++++ 本文抜粋
クレアチンの効果(陸上競技:短距離・長距離・跳躍・投てき)

 

クレアチンとは

 

人間が筋肉を動かすとき、体内あるアデノシン三リン酸(ATP)という物質を分解することで、そのエネルギーを得ています。

 

 

アデノシンという物質に、リン酸が3つ付いていることからアデノシン三リン酸(ATP)と呼ばれ、このATPからリン酸が一つ離れるときに生まれるエネルギーを利用して、私たちは筋肉を動かすことができているのです。

 

 

 

 

 

 

また、このATPは体内に少ししか蓄えられていません。そのため、運動を続けるためには分解されたATPをもう一度作り直す(再合成する)必要が出てきます。

 

このATPを再合成する仕組みは大きく3つに分けられ、それが「クレアチンリン酸系・解糖系・有酸素系」です。

 

なかでもクレアチンリン酸は、ATPを再合成するスピードが早く、より大きな力を発揮し続けるために非常に重要な役割を果たしています。

 

 

 

 

 

 

しかし、クレアチンリン酸も貯蔵量が少ないため、この仕組みを使った大きな力発揮は長続きしません。(クレアチンリン酸の再合成を考えなければ7−8秒程度で枯渇する。)

 

 

そこで登場するのがクレアチンリン酸の材料である「クレアチン」サプリメントです。
++++++++
++++ 提供資料
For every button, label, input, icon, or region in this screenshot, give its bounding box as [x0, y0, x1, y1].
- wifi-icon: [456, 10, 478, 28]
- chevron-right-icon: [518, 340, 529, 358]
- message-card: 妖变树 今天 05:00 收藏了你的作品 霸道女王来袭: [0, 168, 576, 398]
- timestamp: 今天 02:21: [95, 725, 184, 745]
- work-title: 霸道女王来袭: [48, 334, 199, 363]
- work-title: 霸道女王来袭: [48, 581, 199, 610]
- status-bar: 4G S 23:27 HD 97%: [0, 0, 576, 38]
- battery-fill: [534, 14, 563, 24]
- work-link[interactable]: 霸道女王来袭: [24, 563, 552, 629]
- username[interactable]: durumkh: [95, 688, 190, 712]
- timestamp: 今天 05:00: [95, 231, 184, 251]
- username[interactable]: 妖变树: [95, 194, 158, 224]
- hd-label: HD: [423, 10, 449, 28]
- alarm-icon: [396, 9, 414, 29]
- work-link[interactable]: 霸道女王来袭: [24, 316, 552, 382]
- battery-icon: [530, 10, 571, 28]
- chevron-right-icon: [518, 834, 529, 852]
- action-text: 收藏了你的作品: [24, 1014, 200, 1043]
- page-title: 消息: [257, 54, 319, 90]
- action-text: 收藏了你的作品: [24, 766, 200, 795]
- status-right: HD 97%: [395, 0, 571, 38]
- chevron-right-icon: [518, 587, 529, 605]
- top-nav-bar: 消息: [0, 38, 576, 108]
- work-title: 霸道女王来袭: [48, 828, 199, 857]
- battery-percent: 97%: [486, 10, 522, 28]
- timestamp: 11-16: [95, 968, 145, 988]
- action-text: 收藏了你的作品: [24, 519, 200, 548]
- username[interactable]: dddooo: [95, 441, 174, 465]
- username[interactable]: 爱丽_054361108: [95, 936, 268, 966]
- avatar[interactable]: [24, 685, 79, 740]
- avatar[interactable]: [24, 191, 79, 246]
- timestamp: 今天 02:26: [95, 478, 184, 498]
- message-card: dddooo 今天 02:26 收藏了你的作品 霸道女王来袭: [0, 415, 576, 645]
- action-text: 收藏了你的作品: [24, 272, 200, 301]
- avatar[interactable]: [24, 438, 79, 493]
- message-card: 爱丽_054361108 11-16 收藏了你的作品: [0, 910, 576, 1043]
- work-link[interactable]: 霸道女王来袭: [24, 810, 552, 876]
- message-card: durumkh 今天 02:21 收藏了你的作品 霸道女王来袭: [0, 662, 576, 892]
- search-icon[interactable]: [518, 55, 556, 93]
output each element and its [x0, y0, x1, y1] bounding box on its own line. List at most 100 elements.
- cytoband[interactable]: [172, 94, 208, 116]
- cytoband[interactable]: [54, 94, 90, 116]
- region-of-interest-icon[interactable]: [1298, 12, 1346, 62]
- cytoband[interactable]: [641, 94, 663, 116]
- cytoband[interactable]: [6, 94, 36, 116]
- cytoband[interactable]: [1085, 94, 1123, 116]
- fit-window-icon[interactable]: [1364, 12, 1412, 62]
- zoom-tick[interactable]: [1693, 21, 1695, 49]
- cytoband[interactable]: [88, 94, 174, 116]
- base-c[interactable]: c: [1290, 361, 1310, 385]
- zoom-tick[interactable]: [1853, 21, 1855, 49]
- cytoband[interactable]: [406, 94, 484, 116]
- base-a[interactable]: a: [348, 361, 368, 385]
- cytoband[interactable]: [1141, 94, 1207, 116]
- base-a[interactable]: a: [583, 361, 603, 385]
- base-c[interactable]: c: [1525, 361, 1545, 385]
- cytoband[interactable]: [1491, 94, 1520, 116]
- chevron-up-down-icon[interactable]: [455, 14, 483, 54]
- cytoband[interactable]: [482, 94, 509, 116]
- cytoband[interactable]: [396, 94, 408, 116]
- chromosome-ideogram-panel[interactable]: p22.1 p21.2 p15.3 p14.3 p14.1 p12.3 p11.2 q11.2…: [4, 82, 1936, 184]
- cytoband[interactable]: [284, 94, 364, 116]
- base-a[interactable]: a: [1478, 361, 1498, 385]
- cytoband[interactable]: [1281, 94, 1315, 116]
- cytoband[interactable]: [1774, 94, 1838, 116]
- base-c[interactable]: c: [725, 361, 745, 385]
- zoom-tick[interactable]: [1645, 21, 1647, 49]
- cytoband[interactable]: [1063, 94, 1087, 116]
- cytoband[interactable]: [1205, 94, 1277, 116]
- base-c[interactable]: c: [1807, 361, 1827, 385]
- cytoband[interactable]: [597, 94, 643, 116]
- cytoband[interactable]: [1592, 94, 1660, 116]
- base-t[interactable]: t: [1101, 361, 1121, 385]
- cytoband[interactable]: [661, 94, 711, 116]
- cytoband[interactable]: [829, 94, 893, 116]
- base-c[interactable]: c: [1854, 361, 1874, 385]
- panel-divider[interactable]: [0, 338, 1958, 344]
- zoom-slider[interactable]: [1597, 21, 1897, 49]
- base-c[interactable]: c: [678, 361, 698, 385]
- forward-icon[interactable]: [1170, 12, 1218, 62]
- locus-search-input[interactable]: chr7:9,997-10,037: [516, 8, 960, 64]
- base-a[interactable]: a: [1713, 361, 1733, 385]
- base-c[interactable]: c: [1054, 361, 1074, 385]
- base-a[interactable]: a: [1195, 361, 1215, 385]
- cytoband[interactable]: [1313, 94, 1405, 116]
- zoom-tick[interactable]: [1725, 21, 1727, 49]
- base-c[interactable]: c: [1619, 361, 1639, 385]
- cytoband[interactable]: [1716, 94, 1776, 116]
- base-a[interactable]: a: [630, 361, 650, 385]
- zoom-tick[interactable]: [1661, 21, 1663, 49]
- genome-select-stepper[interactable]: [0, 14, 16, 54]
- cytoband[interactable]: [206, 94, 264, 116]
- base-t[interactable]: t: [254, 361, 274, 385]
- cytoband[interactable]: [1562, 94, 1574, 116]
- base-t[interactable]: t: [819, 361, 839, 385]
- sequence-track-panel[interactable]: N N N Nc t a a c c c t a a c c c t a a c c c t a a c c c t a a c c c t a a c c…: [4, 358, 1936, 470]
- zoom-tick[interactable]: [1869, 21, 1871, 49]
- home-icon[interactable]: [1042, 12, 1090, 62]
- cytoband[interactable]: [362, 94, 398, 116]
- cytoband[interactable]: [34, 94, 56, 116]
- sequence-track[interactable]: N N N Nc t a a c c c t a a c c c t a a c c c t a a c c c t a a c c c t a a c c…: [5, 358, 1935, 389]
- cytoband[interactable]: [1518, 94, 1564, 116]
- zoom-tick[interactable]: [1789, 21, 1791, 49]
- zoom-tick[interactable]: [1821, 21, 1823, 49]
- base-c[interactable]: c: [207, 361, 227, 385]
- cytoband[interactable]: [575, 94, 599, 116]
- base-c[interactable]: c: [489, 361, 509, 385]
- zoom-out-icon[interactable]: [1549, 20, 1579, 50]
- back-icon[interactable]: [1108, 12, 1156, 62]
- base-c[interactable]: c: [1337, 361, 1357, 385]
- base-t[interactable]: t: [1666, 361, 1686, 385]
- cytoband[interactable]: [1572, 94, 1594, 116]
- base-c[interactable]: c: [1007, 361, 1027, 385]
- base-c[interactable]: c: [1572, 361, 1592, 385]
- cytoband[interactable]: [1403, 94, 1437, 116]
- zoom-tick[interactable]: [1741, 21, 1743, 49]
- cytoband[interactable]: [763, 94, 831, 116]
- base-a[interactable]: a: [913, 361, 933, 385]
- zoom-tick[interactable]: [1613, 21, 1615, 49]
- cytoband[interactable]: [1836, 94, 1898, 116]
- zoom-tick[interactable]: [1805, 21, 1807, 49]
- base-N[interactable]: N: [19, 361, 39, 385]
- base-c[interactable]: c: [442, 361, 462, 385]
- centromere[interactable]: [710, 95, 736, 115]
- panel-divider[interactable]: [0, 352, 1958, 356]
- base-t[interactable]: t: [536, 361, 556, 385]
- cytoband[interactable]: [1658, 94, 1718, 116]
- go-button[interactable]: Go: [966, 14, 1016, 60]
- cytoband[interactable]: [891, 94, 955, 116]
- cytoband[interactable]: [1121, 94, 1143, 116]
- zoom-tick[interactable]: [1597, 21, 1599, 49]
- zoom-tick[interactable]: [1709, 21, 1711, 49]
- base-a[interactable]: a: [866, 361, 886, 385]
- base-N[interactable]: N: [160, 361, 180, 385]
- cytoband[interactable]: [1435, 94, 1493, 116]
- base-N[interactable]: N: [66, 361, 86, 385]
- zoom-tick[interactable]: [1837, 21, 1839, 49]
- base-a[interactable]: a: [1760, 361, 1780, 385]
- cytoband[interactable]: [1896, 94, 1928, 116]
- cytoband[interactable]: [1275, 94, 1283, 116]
++++++++
▸ **取り組む課題**
(1) クレアチンについての文章を2文で要約すると、どうなりますか？
(2) クレアチンについての文章のうち、「人間が筋肉を動かすとき、体内」と「かすことができているのです。」の間を、両端を含めて一字一句そのまま書き写してください。

▸ **課題の解答**
(1) 筋肉を動かすエネルギーはATPの分解から得られますが、ATPは体内に少ししか蓄えられないため、運動を続けるには再合成が必要です。その仕組みの一つであるクレアチンリン酸は再合成が速く大きな力の発揮に重要ですが、貯蔵量が少なく長続きしないため、その材料であるクレアチンのサプリメントが登場します。

(2)
人間が筋肉を動かすとき、体内あるアデノシン三リン酸(ATP)という物質を分解することで、そのエネルギーを得ています。

 

 

アデノシンという物質に、リン酸が3つ付いていることからアデノシン三リン酸(ATP)と呼ばれ、このATPからリン酸が一つ離れるときに生まれるエネルギーを利用して、私たちは筋肉を動かすことができているのです。